▸ **Task brief**
Please state how many lines in the records contain the string "JSON", with no words besides the number.

-- start Supplied records --

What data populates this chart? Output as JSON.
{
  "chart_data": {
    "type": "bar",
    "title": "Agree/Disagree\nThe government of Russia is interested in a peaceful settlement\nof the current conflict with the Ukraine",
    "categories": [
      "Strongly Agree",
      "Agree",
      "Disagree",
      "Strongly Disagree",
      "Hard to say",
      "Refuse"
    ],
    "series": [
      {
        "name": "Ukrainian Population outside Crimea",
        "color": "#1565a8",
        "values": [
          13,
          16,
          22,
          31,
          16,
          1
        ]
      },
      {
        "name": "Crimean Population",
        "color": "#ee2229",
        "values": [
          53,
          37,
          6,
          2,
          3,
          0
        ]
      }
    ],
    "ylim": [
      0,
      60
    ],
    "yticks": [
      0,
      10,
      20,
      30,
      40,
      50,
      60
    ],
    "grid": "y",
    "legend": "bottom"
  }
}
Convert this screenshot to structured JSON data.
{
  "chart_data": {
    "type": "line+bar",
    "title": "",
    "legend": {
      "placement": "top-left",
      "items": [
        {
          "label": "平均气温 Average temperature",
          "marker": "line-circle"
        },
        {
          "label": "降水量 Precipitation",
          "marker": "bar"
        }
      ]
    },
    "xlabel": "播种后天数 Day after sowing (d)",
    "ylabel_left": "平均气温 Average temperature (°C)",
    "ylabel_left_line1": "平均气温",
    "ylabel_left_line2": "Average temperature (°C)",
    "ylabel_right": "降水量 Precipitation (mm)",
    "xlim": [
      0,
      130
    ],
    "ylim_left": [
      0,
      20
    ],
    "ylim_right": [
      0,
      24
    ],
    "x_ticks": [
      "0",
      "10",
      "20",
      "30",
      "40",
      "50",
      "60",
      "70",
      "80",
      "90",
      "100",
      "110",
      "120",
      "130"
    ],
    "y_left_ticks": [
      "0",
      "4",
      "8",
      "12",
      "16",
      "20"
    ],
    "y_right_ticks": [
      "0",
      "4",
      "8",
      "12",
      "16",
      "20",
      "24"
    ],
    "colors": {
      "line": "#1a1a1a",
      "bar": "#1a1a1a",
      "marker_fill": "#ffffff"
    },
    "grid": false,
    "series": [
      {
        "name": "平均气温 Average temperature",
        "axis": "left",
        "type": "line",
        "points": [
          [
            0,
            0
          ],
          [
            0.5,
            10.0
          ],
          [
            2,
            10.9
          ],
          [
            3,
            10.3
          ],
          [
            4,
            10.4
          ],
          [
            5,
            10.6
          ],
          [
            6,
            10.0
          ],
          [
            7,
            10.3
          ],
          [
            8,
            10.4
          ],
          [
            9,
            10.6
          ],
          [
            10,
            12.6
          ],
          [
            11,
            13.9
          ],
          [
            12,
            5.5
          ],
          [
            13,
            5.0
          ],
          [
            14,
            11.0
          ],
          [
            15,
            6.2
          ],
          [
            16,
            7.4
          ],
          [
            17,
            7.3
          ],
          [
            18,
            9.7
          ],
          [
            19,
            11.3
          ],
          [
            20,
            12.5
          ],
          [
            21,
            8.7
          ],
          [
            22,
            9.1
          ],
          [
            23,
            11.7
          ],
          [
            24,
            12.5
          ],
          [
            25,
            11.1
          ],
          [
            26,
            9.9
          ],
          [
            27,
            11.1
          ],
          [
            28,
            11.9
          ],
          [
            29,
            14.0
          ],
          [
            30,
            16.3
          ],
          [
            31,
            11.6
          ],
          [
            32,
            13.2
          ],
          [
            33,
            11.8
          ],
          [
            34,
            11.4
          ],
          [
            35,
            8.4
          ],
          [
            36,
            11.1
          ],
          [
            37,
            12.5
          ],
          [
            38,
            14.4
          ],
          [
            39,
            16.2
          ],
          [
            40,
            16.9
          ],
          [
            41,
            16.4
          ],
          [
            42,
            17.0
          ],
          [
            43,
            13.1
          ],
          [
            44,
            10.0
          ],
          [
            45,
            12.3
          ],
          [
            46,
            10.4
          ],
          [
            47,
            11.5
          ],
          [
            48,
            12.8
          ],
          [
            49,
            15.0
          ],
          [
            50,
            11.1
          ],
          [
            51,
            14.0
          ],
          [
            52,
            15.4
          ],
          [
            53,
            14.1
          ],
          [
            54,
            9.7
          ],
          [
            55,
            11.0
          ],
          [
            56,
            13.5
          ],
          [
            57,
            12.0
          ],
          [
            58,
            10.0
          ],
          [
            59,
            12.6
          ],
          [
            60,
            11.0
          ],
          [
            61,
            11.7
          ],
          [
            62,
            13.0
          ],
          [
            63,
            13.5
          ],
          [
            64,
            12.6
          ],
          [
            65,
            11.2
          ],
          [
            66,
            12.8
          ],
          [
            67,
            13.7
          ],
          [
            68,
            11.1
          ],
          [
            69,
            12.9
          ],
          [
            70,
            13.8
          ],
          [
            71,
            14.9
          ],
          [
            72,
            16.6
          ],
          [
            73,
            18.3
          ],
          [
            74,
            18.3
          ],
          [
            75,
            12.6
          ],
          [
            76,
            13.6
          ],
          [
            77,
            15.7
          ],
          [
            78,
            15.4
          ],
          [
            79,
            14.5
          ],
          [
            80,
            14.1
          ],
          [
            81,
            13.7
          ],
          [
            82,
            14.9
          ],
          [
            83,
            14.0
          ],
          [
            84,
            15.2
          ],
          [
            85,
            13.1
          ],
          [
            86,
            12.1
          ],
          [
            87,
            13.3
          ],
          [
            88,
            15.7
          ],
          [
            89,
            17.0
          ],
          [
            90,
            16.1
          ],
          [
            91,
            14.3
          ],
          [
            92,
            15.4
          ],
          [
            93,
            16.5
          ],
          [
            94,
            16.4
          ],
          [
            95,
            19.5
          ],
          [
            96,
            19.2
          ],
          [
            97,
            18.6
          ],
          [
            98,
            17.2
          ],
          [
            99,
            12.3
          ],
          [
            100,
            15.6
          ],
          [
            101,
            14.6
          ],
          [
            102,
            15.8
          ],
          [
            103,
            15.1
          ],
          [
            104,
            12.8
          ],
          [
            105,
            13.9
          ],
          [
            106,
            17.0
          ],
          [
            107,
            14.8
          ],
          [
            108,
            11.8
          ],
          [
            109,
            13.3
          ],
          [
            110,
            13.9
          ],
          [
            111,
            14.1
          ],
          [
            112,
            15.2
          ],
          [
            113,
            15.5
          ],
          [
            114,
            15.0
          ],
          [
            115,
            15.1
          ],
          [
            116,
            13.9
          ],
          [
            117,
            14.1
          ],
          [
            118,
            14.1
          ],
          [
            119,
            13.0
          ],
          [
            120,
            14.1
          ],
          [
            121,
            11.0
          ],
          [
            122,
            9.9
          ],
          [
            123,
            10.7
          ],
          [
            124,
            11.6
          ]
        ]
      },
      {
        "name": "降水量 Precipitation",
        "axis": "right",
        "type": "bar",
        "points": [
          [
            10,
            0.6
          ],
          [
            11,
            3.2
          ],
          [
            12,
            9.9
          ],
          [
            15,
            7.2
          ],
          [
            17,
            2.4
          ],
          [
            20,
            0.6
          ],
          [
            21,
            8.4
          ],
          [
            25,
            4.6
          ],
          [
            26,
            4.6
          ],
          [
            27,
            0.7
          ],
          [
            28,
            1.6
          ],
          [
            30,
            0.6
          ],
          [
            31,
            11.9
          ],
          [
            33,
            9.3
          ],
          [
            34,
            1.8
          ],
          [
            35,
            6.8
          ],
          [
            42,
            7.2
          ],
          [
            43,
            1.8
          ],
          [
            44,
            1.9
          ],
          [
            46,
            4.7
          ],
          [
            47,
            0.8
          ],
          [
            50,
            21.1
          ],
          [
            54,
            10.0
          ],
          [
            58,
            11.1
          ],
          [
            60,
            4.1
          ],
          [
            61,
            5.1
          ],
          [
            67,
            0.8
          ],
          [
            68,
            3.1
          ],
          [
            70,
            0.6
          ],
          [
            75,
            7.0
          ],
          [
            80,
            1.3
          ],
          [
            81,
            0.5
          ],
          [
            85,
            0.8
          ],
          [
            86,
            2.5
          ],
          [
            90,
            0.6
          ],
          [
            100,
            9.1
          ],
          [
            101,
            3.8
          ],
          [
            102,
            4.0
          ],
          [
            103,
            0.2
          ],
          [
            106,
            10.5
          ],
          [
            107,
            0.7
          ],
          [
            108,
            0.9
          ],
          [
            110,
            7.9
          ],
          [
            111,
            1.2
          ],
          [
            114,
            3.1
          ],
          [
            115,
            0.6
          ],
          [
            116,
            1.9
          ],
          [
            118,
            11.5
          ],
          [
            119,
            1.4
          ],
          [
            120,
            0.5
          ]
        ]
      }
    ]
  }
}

-- end Supplied records --

▸ **Solution to the problem**
2